REQUIRED TASK: Will you print the material below without altering a single character?

* begin *

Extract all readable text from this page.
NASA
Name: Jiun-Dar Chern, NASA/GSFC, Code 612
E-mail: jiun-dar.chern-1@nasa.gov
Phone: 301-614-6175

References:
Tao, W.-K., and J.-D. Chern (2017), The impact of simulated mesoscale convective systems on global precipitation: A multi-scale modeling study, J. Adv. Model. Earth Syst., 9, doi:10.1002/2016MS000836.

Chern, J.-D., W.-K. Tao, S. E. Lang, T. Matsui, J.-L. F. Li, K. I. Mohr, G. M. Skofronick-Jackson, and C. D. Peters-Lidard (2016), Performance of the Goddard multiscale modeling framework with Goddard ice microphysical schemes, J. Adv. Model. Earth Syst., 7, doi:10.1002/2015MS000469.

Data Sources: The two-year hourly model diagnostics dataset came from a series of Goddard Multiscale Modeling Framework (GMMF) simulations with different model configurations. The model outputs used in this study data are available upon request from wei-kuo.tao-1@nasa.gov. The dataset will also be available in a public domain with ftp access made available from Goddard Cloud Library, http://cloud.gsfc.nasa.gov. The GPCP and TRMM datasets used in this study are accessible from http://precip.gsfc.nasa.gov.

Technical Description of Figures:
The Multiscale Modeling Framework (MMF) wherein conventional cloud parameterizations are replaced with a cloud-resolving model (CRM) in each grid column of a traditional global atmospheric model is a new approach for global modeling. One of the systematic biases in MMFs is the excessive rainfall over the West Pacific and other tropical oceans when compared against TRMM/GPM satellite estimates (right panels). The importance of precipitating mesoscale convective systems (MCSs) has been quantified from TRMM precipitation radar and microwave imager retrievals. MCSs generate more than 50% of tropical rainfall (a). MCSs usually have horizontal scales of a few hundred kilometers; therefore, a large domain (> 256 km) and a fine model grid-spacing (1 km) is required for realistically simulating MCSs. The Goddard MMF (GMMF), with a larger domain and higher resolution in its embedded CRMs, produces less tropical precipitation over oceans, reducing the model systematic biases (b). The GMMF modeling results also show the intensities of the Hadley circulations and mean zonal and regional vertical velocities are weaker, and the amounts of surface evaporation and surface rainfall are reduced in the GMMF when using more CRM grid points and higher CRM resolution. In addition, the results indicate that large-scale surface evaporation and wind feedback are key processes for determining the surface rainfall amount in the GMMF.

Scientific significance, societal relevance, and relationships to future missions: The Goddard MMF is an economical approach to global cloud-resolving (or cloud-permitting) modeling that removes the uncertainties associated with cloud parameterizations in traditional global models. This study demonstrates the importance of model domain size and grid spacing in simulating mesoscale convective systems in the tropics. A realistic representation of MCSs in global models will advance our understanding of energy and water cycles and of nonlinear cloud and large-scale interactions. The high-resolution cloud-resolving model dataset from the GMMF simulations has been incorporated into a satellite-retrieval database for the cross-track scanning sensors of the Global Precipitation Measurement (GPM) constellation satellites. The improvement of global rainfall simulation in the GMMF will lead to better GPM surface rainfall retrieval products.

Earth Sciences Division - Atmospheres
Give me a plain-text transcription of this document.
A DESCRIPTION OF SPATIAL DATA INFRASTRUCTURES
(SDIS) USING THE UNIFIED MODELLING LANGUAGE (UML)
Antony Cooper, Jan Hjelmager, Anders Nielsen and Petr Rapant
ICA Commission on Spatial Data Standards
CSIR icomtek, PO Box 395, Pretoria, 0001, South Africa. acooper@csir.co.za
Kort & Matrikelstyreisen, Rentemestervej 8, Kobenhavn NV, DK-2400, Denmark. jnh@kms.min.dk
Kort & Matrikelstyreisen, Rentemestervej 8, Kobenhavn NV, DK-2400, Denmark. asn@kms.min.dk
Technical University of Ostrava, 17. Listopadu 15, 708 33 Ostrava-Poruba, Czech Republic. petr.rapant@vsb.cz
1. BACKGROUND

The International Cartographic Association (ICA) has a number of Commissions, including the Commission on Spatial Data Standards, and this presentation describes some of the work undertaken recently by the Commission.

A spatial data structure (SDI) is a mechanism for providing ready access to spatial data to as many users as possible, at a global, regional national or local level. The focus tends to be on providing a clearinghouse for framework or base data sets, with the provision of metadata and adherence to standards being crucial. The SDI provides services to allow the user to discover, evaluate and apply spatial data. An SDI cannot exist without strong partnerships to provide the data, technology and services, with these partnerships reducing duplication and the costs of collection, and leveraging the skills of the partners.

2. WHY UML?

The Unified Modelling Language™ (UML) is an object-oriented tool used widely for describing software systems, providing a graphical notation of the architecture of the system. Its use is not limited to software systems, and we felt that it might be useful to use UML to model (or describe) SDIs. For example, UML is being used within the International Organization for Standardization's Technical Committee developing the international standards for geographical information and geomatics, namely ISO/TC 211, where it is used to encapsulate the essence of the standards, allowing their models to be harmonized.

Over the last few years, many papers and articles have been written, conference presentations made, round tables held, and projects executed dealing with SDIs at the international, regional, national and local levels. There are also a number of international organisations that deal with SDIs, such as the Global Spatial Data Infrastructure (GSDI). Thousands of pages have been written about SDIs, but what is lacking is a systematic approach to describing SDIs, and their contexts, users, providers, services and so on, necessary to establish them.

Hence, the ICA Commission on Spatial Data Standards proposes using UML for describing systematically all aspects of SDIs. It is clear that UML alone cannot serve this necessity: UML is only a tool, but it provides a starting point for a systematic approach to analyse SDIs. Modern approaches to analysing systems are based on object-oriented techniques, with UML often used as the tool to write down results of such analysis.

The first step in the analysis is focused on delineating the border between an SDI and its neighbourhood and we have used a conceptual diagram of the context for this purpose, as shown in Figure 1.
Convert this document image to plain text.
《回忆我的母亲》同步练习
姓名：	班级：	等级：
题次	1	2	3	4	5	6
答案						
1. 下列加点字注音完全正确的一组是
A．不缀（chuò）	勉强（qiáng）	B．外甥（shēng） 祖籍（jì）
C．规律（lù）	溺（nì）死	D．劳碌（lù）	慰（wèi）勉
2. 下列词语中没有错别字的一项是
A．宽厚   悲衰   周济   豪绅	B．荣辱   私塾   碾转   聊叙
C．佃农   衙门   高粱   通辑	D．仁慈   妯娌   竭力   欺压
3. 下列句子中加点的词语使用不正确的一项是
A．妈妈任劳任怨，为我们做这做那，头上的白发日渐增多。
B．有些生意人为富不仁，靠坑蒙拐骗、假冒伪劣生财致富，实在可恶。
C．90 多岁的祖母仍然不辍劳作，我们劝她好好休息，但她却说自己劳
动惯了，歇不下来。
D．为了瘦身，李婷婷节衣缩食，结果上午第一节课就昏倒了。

* end *

RESPONSE TO THE EXERCISE:
Extract all readable text from this page.
NASA
Name: Jiun-Dar Chern, NASA/GSFC, Code 612
E-mail: jiun-dar.chern-1@nasa.gov
Phone: 301-614-6175

References:
Tao, W.-K., and J.-D. Chern (2017), The impact of simulated mesoscale convective systems on global precipitation: A multi-scale modeling study, J. Adv. Model. Earth Syst., 9, doi:10.1002/2016MS000836.

Chern, J.-D., W.-K. Tao, S. E. Lang, T. Matsui, J.-L. F. Li, K. I. Mohr, G. M. Skofronick-Jackson, and C. D. Peters-Lidard (2016), Performance of the Goddard multiscale modeling framework with Goddard ice microphysical schemes, J. Adv. Model. Earth Syst., 7, doi:10.1002/2015MS000469.

Data Sources: The two-year hourly model diagnostics dataset came from a series of Goddard Multiscale Modeling Framework (GMMF) simulations with different model configurations. The model outputs used in this study data are available upon request from wei-kuo.tao-1@nasa.gov. The dataset will also be available in a public domain with ftp access made available from Goddard Cloud Library, http://cloud.gsfc.nasa.gov. The GPCP and TRMM datasets used in this study are accessible from http://precip.gsfc.nasa.gov.

Technical Description of Figures:
The Multiscale Modeling Framework (MMF) wherein conventional cloud parameterizations are replaced with a cloud-resolving model (CRM) in each grid column of a traditional global atmospheric model is a new approach for global modeling. One of the systematic biases in MMFs is the excessive rainfall over the West Pacific and other tropical oceans when compared against TRMM/GPM satellite estimates (right panels). The importance of precipitating mesoscale convective systems (MCSs) has been quantified from TRMM precipitation radar and microwave imager retrievals. MCSs generate more than 50% of tropical rainfall (a). MCSs usually have horizontal scales of a few hundred kilometers; therefore, a large domain (> 256 km) and a fine model grid-spacing (1 km) is required for realistically simulating MCSs. The Goddard MMF (GMMF), with a larger domain and higher resolution in its embedded CRMs, produces less tropical precipitation over oceans, reducing the model systematic biases (b). The GMMF modeling results also show the intensities of the Hadley circulations and mean zonal and regional vertical velocities are weaker, and the amounts of surface evaporation and surface rainfall are reduced in the GMMF when using more CRM grid points and higher CRM resolution. In addition, the results indicate that large-scale surface evaporation and wind feedback are key processes for determining the surface rainfall amount in the GMMF.

Scientific significance, societal relevance, and relationships to future missions: The Goddard MMF is an economical approach to global cloud-resolving (or cloud-permitting) modeling that removes the uncertainties associated with cloud parameterizations in traditional global models. This study demonstrates the importance of model domain size and grid spacing in simulating mesoscale convective systems in the tropics. A realistic representation of MCSs in global models will advance our understanding of energy and water cycles and of nonlinear cloud and large-scale interactions. The high-resolution cloud-resolving model dataset from the GMMF simulations has been incorporated into a satellite-retrieval database for the cross-track scanning sensors of the Global Precipitation Measurement (GPM) constellation satellites. The improvement of global rainfall simulation in the GMMF will lead to better GPM surface rainfall retrieval products.

Earth Sciences Division - Atmospheres
Give me a plain-text transcription of this document.
A DESCRIPTION OF SPATIAL DATA INFRASTRUCTURES
(SDIS) USING THE UNIFIED MODELLING LANGUAGE (UML)
Antony Cooper, Jan Hjelmager, Anders Nielsen and Petr Rapant
ICA Commission on Spatial Data Standards
CSIR icomtek, PO Box 395, Pretoria, 0001, South Africa. acooper@csir.co.za
Kort & Matrikelstyreisen, Rentemestervej 8, Kobenhavn NV, DK-2400, Denmark. jnh@kms.min.dk
Kort & Matrikelstyreisen, Rentemestervej 8, Kobenhavn NV, DK-2400, Denmark. asn@kms.min.dk
Technical University of Ostrava, 17. Listopadu 15, 708 33 Ostrava-Poruba, Czech Republic. petr.rapant@vsb.cz
1. BACKGROUND

The International Cartographic Association (ICA) has a number of Commissions, including the Commission on Spatial Data Standards, and this presentation describes some of the work undertaken recently by the Commission.

A spatial data structure (SDI) is a mechanism for providing ready access to spatial data to as many users as possible, at a global, regional national or local level. The focus tends to be on providing a clearinghouse for framework or base data sets, with the provision of metadata and adherence to standards being crucial. The SDI provides services to allow the user to discover, evaluate and apply spatial data. An SDI cannot exist without strong partnerships to provide the data, technology and services, with these partnerships reducing duplication and the costs of collection, and leveraging the skills of the partners.

2. WHY UML?

The Unified Modelling Language™ (UML) is an object-oriented tool used widely for describing software systems, providing a graphical notation of the architecture of the system. Its use is not limited to software systems, and we felt that it might be useful to use UML to model (or describe) SDIs. For example, UML is being used within the International Organization for Standardization's Technical Committee developing the international standards for geographical information and geomatics, namely ISO/TC 211, where it is used to encapsulate the essence of the standards, allowing their models to be harmonized.

Over the last few years, many papers and articles have been written, conference presentations made, round tables held, and projects executed dealing with SDIs at the international, regional, national and local levels. There are also a number of international organisations that deal with SDIs, such as the Global Spatial Data Infrastructure (GSDI). Thousands of pages have been written about SDIs, but what is lacking is a systematic approach to describing SDIs, and their contexts, users, providers, services and so on, necessary to establish them.

Hence, the ICA Commission on Spatial Data Standards proposes using UML for describing systematically all aspects of SDIs. It is clear that UML alone cannot serve this necessity: UML is only a tool, but it provides a starting point for a systematic approach to analyse SDIs. Modern approaches to analysing systems are based on object-oriented techniques, with UML often used as the tool to write down results of such analysis.

The first step in the analysis is focused on delineating the border between an SDI and its neighbourhood and we have used a conceptual diagram of the context for this purpose, as shown in Figure 1.
Convert this document image to plain text.
《回忆我的母亲》同步练习
姓名：	班级：	等级：
题次	1	2	3	4	5	6
答案						
1. 下列加点字注音完全正确的一组是
A．不缀（chuò）	勉强（qiáng）	B．外甥（shēng） 祖籍（jì）
C．规律（lù）	溺（nì）死	D．劳碌（lù）	慰（wèi）勉
2. 下列词语中没有错别字的一项是
A．宽厚   悲衰   周济   豪绅	B．荣辱   私塾   碾转   聊叙
C．佃农   衙门   高粱   通辑	D．仁慈   妯娌   竭力   欺压
3. 下列句子中加点的词语使用不正确的一项是
A．妈妈任劳任怨，为我们做这做那，头上的白发日渐增多。
B．有些生意人为富不仁，靠坑蒙拐骗、假冒伪劣生财致富，实在可恶。
C．90 多岁的祖母仍然不辍劳作，我们劝她好好休息，但她却说自己劳
动惯了，歇不下来。
D．为了瘦身，李婷婷节衣缩食，结果上午第一节课就昏倒了。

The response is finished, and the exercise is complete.